■ **YOUR GOAL**
Rewrite the rows below, changing every "Automations" to "Routines" and leaving everything else unchanged.

■ **DATASET EXTRACT**

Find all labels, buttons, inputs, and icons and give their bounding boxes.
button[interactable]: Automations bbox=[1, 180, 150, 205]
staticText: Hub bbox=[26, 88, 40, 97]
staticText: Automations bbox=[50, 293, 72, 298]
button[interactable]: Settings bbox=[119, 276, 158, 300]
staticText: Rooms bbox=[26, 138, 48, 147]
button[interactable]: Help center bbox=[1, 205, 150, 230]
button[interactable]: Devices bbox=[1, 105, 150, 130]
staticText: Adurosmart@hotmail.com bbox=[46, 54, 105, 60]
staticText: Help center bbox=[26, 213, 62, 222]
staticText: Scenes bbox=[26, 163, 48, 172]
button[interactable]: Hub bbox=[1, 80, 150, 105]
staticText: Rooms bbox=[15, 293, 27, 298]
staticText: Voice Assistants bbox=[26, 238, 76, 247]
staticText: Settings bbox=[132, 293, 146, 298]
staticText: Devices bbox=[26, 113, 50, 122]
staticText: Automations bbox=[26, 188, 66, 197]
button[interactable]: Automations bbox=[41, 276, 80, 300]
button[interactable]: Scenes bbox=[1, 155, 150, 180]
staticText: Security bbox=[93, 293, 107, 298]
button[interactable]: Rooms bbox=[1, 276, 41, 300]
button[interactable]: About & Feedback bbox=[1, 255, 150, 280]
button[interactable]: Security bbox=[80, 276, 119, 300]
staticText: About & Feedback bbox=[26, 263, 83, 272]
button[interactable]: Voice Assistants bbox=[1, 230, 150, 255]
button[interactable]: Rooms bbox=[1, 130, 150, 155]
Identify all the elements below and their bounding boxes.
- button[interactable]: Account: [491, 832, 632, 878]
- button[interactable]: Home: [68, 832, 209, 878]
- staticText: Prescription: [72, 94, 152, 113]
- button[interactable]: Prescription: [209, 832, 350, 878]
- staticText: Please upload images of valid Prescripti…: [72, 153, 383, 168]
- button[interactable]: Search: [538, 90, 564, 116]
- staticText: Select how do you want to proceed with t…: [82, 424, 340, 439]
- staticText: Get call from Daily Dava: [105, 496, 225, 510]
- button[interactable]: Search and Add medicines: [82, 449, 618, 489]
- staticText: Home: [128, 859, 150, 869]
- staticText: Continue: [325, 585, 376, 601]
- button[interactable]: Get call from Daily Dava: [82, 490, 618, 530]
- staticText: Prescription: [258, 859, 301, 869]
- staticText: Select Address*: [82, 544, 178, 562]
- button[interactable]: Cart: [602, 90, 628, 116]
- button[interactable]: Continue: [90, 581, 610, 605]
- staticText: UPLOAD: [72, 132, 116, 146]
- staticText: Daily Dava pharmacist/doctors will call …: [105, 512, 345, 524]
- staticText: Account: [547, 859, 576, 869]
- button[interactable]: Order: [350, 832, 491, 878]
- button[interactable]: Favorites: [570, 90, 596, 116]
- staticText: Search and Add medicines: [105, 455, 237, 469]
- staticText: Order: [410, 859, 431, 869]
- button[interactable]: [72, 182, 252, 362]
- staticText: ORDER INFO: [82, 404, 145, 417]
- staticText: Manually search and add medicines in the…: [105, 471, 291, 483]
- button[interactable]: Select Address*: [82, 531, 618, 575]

■ **OUTPUT**
Find all labels, buttons, inputs, and icons and give their bounding boxes.
button[interactable]: Routines bbox=[1, 180, 150, 205]
staticText: Hub bbox=[26, 88, 40, 97]
staticText: Routines bbox=[50, 293, 72, 298]
button[interactable]: Settings bbox=[119, 276, 158, 300]
staticText: Rooms bbox=[26, 138, 48, 147]
button[interactable]: Help center bbox=[1, 205, 150, 230]
button[interactable]: Devices bbox=[1, 105, 150, 130]
staticText: Adurosmart@hotmail.com bbox=[46, 54, 105, 60]
staticText: Help center bbox=[26, 213, 62, 222]
staticText: Scenes bbox=[26, 163, 48, 172]
button[interactable]: Hub bbox=[1, 80, 150, 105]
staticText: Rooms bbox=[15, 293, 27, 298]
staticText: Voice Assistants bbox=[26, 238, 76, 247]
staticText: Settings bbox=[132, 293, 146, 298]
staticText: Devices bbox=[26, 113, 50, 122]
staticText: Routines bbox=[26, 188, 66, 197]
button[interactable]: Routines bbox=[41, 276, 80, 300]
button[interactable]: Scenes bbox=[1, 155, 150, 180]
staticText: Security bbox=[93, 293, 107, 298]
button[interactable]: Rooms bbox=[1, 276, 41, 300]
button[interactable]: About & Feedback bbox=[1, 255, 150, 280]
button[interactable]: Security bbox=[80, 276, 119, 300]
staticText: About & Feedback bbox=[26, 263, 83, 272]
button[interactable]: Voice Assistants bbox=[1, 230, 150, 255]
button[interactable]: Rooms bbox=[1, 130, 150, 155]
Identify all the elements below and their bounding boxes.
- button[interactable]: Account: [491, 832, 632, 878]
- button[interactable]: Home: [68, 832, 209, 878]
- staticText: Prescription: [72, 94, 152, 113]
- button[interactable]: Prescription: [209, 832, 350, 878]
- staticText: Please upload images of valid Prescripti…: [72, 153, 383, 168]
- button[interactable]: Search: [538, 90, 564, 116]
- staticText: Select how do you want to proceed with t…: [82, 424, 340, 439]
- staticText: Get call from Daily Dava: [105, 496, 225, 510]
- button[interactable]: Search and Add medicines: [82, 449, 618, 489]
- staticText: Home: [128, 859, 150, 869]
- staticText: Continue: [325, 585, 376, 601]
- button[interactable]: Get call from Daily Dava: [82, 490, 618, 530]
- staticText: Prescription: [258, 859, 301, 869]
- staticText: Select Address*: [82, 544, 178, 562]
- button[interactable]: Cart: [602, 90, 628, 116]
- button[interactable]: Continue: [90, 581, 610, 605]
- staticText: UPLOAD: [72, 132, 116, 146]
- staticText: Daily Dava pharmacist/doctors will call …: [105, 512, 345, 524]
- staticText: Account: [547, 859, 576, 869]
- button[interactable]: Order: [350, 832, 491, 878]
- button[interactable]: Favorites: [570, 90, 596, 116]
- staticText: Search and Add medicines: [105, 455, 237, 469]
- staticText: Order: [410, 859, 431, 869]
- button[interactable]: [72, 182, 252, 362]
- staticText: ORDER INFO: [82, 404, 145, 417]
- staticText: Manually search and add medicines in the…: [105, 471, 291, 483]
- button[interactable]: Select Address*: [82, 531, 618, 575]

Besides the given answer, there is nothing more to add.